Task instructions: In the meeting minutes on the Fonts 4 process, why does TabAtkins prefer working out the new feature in the WICG? Answer in one to three sentences.

Document section:
'''

Process & Schedule Considerations

  ChrisL: What we really want is to get approval from the group to
          move into Fonts 4.
  astearns: Proposed resolution is to take what's written and move
            into CSS4 Fonts.
  dbaron: Are there other substantial features in Fonts 4?
  fantasai: Yes.
  dbaron: How likely is this to progress relative to those?
  ChrisL: Similar. Chromatic fonts there right now. Gonna run on
          similar timescale.
  fantasai: Small set of simple features that have been added, then
            palette colors and whatnot.
  astearns: And when we find that things progress slower, we'll move
            them around.

  jdaggett: I think the underlying tech here hasn't been implemented
            on platforms yet.
  jdaggett: I think it's complex enough that issues will come up in
            the spec itself. Relative to other Fonts 4 features,
  ChrisL: I agree it hasn't quite shipped, but at the announcement
          last week there were OS companies and font foundries
          saying they were adding it. Adobe added a rasterizer to
  ChrisL: Much more ready than one would expect.
  behdad: OS 10.12 shipped San Francisco as a variation font.
  astearns: Things will shift, but do you think we should keep it
            out of Fonts 4?
  jdaggett: My concern is that the APIs for supporting them haven't
            been laid out completely.
  jdaggett: I think there are issues of how impls will be able to
            support this.
  jdaggett: I think it's fine for Fonts 4, but there could be, it
            could take longer than other features.
  ChrisL: We have things where we want to freeze a particular spec
          where a delta is hard to read, and this is effectively
  ChrisL: Like, Fonts 3 needs to have been shipped yesterday.
  ChrisL: Only definition of @font-face, and way past due.
  astearns: I don't think it slows down Fonts 4?
  ChrisL: But then you need to track changes.
  myles: I'm willing to do that.

scribe: fantasai
  TabAtkins: Given this is a brand new feature under heavy changes,
             this seems like a great thing to work out in the WICG.
  TabAtkins: Prefer to move new ideas into WICG instead of putting
             them into a spec with their features
  TabAtkins: Want to talk it out on a lower-volume list.
  astearns: Lower volume list, but also a different list that needs
            for people to subscribe to it.
  ChrisL: What's the benefit here? We have the font people here, and
          CSS people here.
  TabAtkins: Didn't want to mix up this feature with unrelated
             features like font palettes.
  TabAtkins: The point here is to have smaller groups that are more
  leaverou: If everyone in the CSSWG joins WICG group, how is that
  TabAtkins: Not everybody would join.
  Rossen: WICG is a separate topic.
  Rossen: Discussion is on Fonts 4.

'''

Data section:
'''

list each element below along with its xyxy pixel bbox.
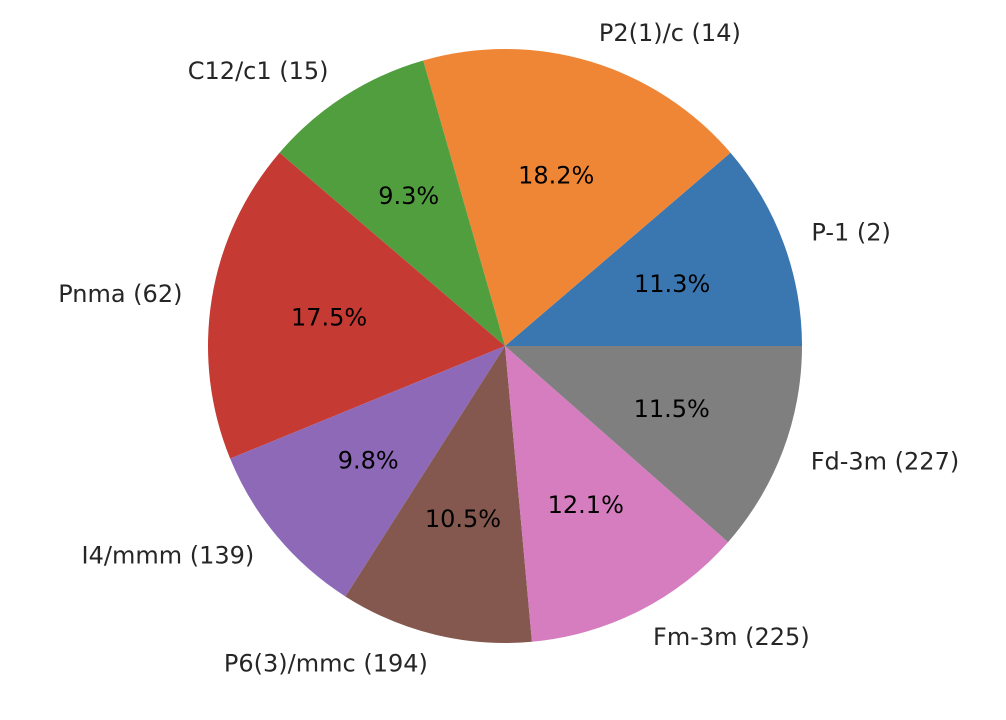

'''

Task answer: TabAtkins says that because it is a brand new feature under heavy changes, it is well suited to the WICG, where it can be discussed on a lower-volume list. He also does not want it mixed up with unrelated features such as font palettes.